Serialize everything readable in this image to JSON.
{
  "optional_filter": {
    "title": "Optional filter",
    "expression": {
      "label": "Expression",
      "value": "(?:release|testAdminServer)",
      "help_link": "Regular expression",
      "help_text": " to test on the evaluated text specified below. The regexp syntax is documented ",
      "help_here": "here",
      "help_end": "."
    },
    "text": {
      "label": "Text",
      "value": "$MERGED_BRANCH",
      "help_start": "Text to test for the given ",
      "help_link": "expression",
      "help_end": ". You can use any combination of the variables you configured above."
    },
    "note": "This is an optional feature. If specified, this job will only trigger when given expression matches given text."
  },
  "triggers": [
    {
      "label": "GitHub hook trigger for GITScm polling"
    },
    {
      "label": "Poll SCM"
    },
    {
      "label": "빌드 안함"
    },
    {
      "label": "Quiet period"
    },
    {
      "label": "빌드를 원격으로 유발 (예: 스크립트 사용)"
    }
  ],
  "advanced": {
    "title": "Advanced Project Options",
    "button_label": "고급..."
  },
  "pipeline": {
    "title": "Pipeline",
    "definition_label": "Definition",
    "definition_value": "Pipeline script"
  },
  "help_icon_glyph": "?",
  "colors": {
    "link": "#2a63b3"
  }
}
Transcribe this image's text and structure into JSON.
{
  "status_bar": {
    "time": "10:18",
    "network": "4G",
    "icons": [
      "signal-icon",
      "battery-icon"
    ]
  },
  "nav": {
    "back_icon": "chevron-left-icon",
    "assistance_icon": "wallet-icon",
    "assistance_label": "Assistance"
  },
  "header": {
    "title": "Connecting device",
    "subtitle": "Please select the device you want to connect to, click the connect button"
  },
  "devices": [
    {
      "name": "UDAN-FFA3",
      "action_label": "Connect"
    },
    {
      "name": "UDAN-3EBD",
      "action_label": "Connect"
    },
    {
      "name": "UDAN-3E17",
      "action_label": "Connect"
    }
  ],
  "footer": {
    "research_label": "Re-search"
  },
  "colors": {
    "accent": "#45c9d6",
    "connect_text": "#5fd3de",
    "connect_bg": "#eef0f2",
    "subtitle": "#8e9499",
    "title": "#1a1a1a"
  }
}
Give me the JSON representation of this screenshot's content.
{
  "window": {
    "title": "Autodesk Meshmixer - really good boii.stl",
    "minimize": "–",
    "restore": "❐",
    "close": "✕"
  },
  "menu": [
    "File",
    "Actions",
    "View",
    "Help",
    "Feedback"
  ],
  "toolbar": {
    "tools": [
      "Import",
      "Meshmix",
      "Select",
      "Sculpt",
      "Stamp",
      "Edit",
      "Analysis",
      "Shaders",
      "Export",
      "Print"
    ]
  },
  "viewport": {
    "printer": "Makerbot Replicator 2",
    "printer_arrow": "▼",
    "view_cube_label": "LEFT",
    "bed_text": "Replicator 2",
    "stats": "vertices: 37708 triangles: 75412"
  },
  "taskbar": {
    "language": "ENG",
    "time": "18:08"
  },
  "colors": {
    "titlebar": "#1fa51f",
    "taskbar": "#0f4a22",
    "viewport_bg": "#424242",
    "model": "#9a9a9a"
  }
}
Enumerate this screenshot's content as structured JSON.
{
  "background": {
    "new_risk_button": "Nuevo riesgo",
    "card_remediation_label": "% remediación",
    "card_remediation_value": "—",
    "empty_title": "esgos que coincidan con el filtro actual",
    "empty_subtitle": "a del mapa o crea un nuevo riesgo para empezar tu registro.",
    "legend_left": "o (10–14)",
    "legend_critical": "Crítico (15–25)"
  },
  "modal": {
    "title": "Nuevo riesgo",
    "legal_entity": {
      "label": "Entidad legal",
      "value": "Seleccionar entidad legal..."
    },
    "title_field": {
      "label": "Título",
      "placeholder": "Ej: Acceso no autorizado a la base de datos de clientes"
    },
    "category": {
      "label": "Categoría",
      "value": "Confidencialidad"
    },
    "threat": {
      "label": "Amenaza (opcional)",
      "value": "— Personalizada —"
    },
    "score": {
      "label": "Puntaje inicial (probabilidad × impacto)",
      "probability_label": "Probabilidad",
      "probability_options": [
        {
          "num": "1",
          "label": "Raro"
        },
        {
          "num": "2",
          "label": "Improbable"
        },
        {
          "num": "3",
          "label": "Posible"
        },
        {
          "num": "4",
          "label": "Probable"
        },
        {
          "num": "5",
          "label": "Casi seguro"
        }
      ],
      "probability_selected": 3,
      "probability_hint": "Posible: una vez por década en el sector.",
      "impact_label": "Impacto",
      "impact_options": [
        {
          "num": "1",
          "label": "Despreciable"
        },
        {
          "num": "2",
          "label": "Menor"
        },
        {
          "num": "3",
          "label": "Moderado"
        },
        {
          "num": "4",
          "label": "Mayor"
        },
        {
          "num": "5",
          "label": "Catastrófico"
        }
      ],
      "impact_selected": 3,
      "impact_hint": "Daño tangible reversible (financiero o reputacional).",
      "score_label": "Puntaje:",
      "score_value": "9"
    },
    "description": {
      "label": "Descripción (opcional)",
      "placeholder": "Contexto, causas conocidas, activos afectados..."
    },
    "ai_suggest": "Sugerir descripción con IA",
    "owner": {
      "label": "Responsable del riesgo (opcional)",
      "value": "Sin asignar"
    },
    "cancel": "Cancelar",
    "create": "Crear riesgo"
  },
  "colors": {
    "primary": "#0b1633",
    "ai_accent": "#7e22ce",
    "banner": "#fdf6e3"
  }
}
------------------------------------------------------------------------
◆ **What is expected**
Without changing a word, restate the whole listing.

◆ **Answer to the exercise**
Serialize everything readable in this image to JSON.
{
  "optional_filter": {
    "title": "Optional filter",
    "expression": {
      "label": "Expression",
      "value": "(?:release|testAdminServer)",
      "help_link": "Regular expression",
      "help_text": " to test on the evaluated text specified below. The regexp syntax is documented ",
      "help_here": "here",
      "help_end": "."
    },
    "text": {
      "label": "Text",
      "value": "$MERGED_BRANCH",
      "help_start": "Text to test for the given ",
      "help_link": "expression",
      "help_end": ". You can use any combination of the variables you configured above."
    },
    "note": "This is an optional feature. If specified, this job will only trigger when given expression matches given text."
  },
  "triggers": [
    {
      "label": "GitHub hook trigger for GITScm polling"
    },
    {
      "label": "Poll SCM"
    },
    {
      "label": "빌드 안함"
    },
    {
      "label": "Quiet period"
    },
    {
      "label": "빌드를 원격으로 유발 (예: 스크립트 사용)"
    }
  ],
  "advanced": {
    "title": "Advanced Project Options",
    "button_label": "고급..."
  },
  "pipeline": {
    "title": "Pipeline",
    "definition_label": "Definition",
    "definition_value": "Pipeline script"
  },
  "help_icon_glyph": "?",
  "colors": {
    "link": "#2a63b3"
  }
}
Transcribe this image's text and structure into JSON.
{
  "status_bar": {
    "time": "10:18",
    "network": "4G",
    "icons": [
      "signal-icon",
      "battery-icon"
    ]
  },
  "nav": {
    "back_icon": "chevron-left-icon",
    "assistance_icon": "wallet-icon",
    "assistance_label": "Assistance"
  },
  "header": {
    "title": "Connecting device",
    "subtitle": "Please select the device you want to connect to, click the connect button"
  },
  "devices": [
    {
      "name": "UDAN-FFA3",
      "action_label": "Connect"
    },
    {
      "name": "UDAN-3EBD",
      "action_label": "Connect"
    },
    {
      "name": "UDAN-3E17",
      "action_label": "Connect"
    }
  ],
  "footer": {
    "research_label": "Re-search"
  },
  "colors": {
    "accent": "#45c9d6",
    "connect_text": "#5fd3de",
    "connect_bg": "#eef0f2",
    "subtitle": "#8e9499",
    "title": "#1a1a1a"
  }
}
Give me the JSON representation of this screenshot's content.
{
  "window": {
    "title": "Autodesk Meshmixer - really good boii.stl",
    "minimize": "–",
    "restore": "❐",
    "close": "✕"
  },
  "menu": [
    "File",
    "Actions",
    "View",
    "Help",
    "Feedback"
  ],
  "toolbar": {
    "tools": [
      "Import",
      "Meshmix",
      "Select",
      "Sculpt",
      "Stamp",
      "Edit",
      "Analysis",
      "Shaders",
      "Export",
      "Print"
    ]
  },
  "viewport": {
    "printer": "Makerbot Replicator 2",
    "printer_arrow": "▼",
    "view_cube_label": "LEFT",
    "bed_text": "Replicator 2",
    "stats": "vertices: 37708 triangles: 75412"
  },
  "taskbar": {
    "language": "ENG",
    "time": "18:08"
  },
  "colors": {
    "titlebar": "#1fa51f",
    "taskbar": "#0f4a22",
    "viewport_bg": "#424242",
    "model": "#9a9a9a"
  }
}
Enumerate this screenshot's content as structured JSON.
{
  "background": {
    "new_risk_button": "Nuevo riesgo",
    "card_remediation_label": "% remediación",
    "card_remediation_value": "—",
    "empty_title": "esgos que coincidan con el filtro actual",
    "empty_subtitle": "a del mapa o crea un nuevo riesgo para empezar tu registro.",
    "legend_left": "o (10–14)",
    "legend_critical": "Crítico (15–25)"
  },
  "modal": {
    "title": "Nuevo riesgo",
    "legal_entity": {
      "label": "Entidad legal",
      "value": "Seleccionar entidad legal..."
    },
    "title_field": {
      "label": "Título",
      "placeholder": "Ej: Acceso no autorizado a la base de datos de clientes"
    },
    "category": {
      "label": "Categoría",
      "value": "Confidencialidad"
    },
    "threat": {
      "label": "Amenaza (opcional)",
      "value": "— Personalizada —"
    },
    "score": {
      "label": "Puntaje inicial (probabilidad × impacto)",
      "probability_label": "Probabilidad",
      "probability_options": [
        {
          "num": "1",
          "label": "Raro"
        },
        {
          "num": "2",
          "label": "Improbable"
        },
        {
          "num": "3",
          "label": "Posible"
        },
        {
          "num": "4",
          "label": "Probable"
        },
        {
          "num": "5",
          "label": "Casi seguro"
        }
      ],
      "probability_selected": 3,
      "probability_hint": "Posible: una vez por década en el sector.",
      "impact_label": "Impacto",
      "impact_options": [
        {
          "num": "1",
          "label": "Despreciable"
        },
        {
          "num": "2",
          "label": "Menor"
        },
        {
          "num": "3",
          "label": "Moderado"
        },
        {
          "num": "4",
          "label": "Mayor"
        },
        {
          "num": "5",
          "label": "Catastrófico"
        }
      ],
      "impact_selected": 3,
      "impact_hint": "Daño tangible reversible (financiero o reputacional).",
      "score_label": "Puntaje:",
      "score_value": "9"
    },
    "description": {
      "label": "Descripción (opcional)",
      "placeholder": "Contexto, causas conocidas, activos afectados..."
    },
    "ai_suggest": "Sugerir descripción con IA",
    "owner": {
      "label": "Responsable del riesgo (opcional)",
      "value": "Sin asignar"
    },
    "cancel": "Cancelar",
    "create": "Crear riesgo"
  },
  "colors": {
    "primary": "#0b1633",
    "ai_accent": "#7e22ce",
    "banner": "#fdf6e3"
  }
}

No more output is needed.